*Objective:* Pictures don't belong in the copy; print all the records exactly.

(Stored records)
^^^^
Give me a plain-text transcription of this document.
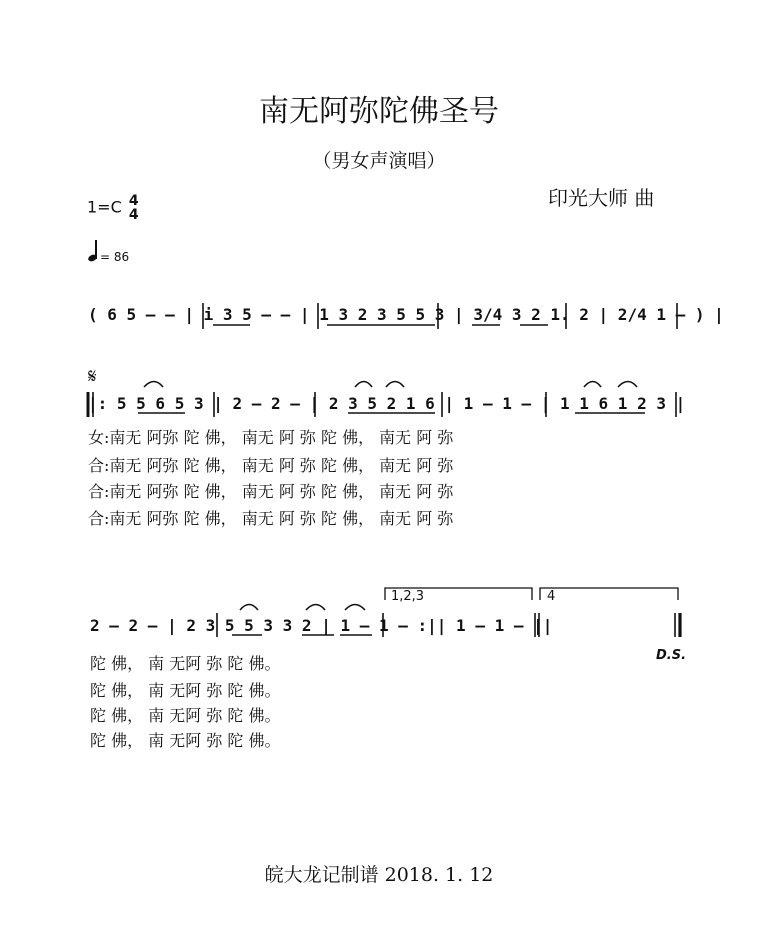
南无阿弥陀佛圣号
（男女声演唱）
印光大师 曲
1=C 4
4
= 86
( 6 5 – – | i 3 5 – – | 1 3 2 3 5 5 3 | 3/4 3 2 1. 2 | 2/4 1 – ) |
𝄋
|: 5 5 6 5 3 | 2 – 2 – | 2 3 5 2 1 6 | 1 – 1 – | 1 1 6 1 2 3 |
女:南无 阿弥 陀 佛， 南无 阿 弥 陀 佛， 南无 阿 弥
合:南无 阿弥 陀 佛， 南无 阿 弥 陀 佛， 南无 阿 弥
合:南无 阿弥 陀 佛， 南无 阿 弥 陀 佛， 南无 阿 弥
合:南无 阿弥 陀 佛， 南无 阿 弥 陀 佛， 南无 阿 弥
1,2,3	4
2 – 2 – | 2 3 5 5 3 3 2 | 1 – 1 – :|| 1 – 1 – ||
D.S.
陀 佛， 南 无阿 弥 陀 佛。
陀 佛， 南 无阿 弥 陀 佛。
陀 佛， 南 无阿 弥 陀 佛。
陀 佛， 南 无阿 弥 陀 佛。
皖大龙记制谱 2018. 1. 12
^^^^
*Finished task:*
Give me a plain-text transcription of this document.
南无阿弥陀佛圣号
（男女声演唱）
印光大师 曲
1=C 4
4
= 86
( 6 5 – – | i 3 5 – – | 1 3 2 3 5 5 3 | 3/4 3 2 1. 2 | 2/4 1 – ) |
𝄋
|: 5 5 6 5 3 | 2 – 2 – | 2 3 5 2 1 6 | 1 – 1 – | 1 1 6 1 2 3 |
女:南无 阿弥 陀 佛， 南无 阿 弥 陀 佛， 南无 阿 弥
合:南无 阿弥 陀 佛， 南无 阿 弥 陀 佛， 南无 阿 弥
合:南无 阿弥 陀 佛， 南无 阿 弥 陀 佛， 南无 阿 弥
合:南无 阿弥 陀 佛， 南无 阿 弥 陀 佛， 南无 阿 弥
1,2,3	4
2 – 2 – | 2 3 5 5 3 3 2 | 1 – 1 – :|| 1 – 1 – ||
D.S.
陀 佛， 南 无阿 弥 陀 佛。
陀 佛， 南 无阿 弥 陀 佛。
陀 佛， 南 无阿 弥 陀 佛。
陀 佛， 南 无阿 弥 陀 佛。
皖大龙记制谱 2018. 1. 12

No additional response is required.